Exercise
Take the data below and repeat it exactly.

════════════════

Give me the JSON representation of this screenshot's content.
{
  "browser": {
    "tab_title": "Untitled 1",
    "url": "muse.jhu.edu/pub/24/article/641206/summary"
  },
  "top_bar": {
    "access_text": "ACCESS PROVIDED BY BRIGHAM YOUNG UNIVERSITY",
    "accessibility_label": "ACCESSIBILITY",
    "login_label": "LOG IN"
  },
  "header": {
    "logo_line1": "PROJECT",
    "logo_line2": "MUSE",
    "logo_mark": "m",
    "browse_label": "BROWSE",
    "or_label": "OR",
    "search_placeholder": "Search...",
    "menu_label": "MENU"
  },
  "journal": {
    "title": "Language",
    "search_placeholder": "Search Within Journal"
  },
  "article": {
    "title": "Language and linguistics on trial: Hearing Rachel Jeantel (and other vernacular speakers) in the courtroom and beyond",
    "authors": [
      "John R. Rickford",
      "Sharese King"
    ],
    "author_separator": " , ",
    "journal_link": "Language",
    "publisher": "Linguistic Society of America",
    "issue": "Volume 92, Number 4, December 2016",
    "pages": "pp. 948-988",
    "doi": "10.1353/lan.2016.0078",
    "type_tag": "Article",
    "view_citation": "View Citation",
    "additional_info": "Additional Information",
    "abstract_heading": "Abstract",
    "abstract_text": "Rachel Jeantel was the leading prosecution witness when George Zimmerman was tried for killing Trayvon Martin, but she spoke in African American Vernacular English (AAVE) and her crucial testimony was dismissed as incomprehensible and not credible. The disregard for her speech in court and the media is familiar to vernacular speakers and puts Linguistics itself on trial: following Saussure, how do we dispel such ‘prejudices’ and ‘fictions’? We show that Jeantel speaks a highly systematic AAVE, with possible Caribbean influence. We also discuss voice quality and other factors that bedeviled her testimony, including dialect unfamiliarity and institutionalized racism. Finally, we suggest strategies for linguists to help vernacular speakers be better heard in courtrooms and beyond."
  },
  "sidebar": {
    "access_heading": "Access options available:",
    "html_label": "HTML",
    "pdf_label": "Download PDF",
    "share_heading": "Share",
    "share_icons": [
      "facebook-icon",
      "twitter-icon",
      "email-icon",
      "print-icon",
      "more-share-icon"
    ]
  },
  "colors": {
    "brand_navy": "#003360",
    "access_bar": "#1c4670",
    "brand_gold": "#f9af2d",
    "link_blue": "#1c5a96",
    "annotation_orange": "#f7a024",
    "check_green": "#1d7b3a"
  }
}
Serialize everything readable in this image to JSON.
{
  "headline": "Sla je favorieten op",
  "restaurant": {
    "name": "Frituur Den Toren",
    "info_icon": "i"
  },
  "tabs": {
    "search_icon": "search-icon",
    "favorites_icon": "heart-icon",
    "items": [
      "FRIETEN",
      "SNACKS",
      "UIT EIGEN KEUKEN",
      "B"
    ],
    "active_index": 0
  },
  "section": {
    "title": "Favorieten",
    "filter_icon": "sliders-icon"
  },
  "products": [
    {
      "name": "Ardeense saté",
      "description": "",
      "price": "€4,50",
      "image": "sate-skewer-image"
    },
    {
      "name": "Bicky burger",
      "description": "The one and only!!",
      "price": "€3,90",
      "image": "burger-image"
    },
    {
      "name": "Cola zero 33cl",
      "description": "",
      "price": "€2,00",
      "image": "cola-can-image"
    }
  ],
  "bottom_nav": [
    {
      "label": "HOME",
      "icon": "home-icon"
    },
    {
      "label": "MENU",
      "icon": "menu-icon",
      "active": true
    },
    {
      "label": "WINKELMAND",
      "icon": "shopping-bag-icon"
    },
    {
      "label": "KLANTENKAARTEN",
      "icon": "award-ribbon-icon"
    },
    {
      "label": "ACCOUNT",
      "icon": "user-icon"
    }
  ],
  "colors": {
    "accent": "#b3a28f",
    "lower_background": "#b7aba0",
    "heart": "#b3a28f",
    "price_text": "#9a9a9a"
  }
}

════════════════

Task response
Give me the JSON representation of this screenshot's content.
{
  "browser": {
    "tab_title": "Untitled 1",
    "url": "muse.jhu.edu/pub/24/article/641206/summary"
  },
  "top_bar": {
    "access_text": "ACCESS PROVIDED BY BRIGHAM YOUNG UNIVERSITY",
    "accessibility_label": "ACCESSIBILITY",
    "login_label": "LOG IN"
  },
  "header": {
    "logo_line1": "PROJECT",
    "logo_line2": "MUSE",
    "logo_mark": "m",
    "browse_label": "BROWSE",
    "or_label": "OR",
    "search_placeholder": "Search...",
    "menu_label": "MENU"
  },
  "journal": {
    "title": "Language",
    "search_placeholder": "Search Within Journal"
  },
  "article": {
    "title": "Language and linguistics on trial: Hearing Rachel Jeantel (and other vernacular speakers) in the courtroom and beyond",
    "authors": [
      "John R. Rickford",
      "Sharese King"
    ],
    "author_separator": " , ",
    "journal_link": "Language",
    "publisher": "Linguistic Society of America",
    "issue": "Volume 92, Number 4, December 2016",
    "pages": "pp. 948-988",
    "doi": "10.1353/lan.2016.0078",
    "type_tag": "Article",
    "view_citation": "View Citation",
    "additional_info": "Additional Information",
    "abstract_heading": "Abstract",
    "abstract_text": "Rachel Jeantel was the leading prosecution witness when George Zimmerman was tried for killing Trayvon Martin, but she spoke in African American Vernacular English (AAVE) and her crucial testimony was dismissed as incomprehensible and not credible. The disregard for her speech in court and the media is familiar to vernacular speakers and puts Linguistics itself on trial: following Saussure, how do we dispel such ‘prejudices’ and ‘fictions’? We show that Jeantel speaks a highly systematic AAVE, with possible Caribbean influence. We also discuss voice quality and other factors that bedeviled her testimony, including dialect unfamiliarity and institutionalized racism. Finally, we suggest strategies for linguists to help vernacular speakers be better heard in courtrooms and beyond."
  },
  "sidebar": {
    "access_heading": "Access options available:",
    "html_label": "HTML",
    "pdf_label": "Download PDF",
    "share_heading": "Share",
    "share_icons": [
      "facebook-icon",
      "twitter-icon",
      "email-icon",
      "print-icon",
      "more-share-icon"
    ]
  },
  "colors": {
    "brand_navy": "#003360",
    "access_bar": "#1c4670",
    "brand_gold": "#f9af2d",
    "link_blue": "#1c5a96",
    "annotation_orange": "#f7a024",
    "check_green": "#1d7b3a"
  }
}
Serialize everything readable in this image to JSON.
{
  "headline": "Sla je favorieten op",
  "restaurant": {
    "name": "Frituur Den Toren",
    "info_icon": "i"
  },
  "tabs": {
    "search_icon": "search-icon",
    "favorites_icon": "heart-icon",
    "items": [
      "FRIETEN",
      "SNACKS",
      "UIT EIGEN KEUKEN",
      "B"
    ],
    "active_index": 0
  },
  "section": {
    "title": "Favorieten",
    "filter_icon": "sliders-icon"
  },
  "products": [
    {
      "name": "Ardeense saté",
      "description": "",
      "price": "€4,50",
      "image": "sate-skewer-image"
    },
    {
      "name": "Bicky burger",
      "description": "The one and only!!",
      "price": "€3,90",
      "image": "burger-image"
    },
    {
      "name": "Cola zero 33cl",
      "description": "",
      "price": "€2,00",
      "image": "cola-can-image"
    }
  ],
  "bottom_nav": [
    {
      "label": "HOME",
      "icon": "home-icon"
    },
    {
      "label": "MENU",
      "icon": "menu-icon",
      "active": true
    },
    {
      "label": "WINKELMAND",
      "icon": "shopping-bag-icon"
    },
    {
      "label": "KLANTENKAARTEN",
      "icon": "award-ribbon-icon"
    },
    {
      "label": "ACCOUNT",
      "icon": "user-icon"
    }
  ],
  "colors": {
    "accent": "#b3a28f",
    "lower_background": "#b7aba0",
    "heart": "#b3a28f",
    "price_text": "#9a9a9a"
  }
}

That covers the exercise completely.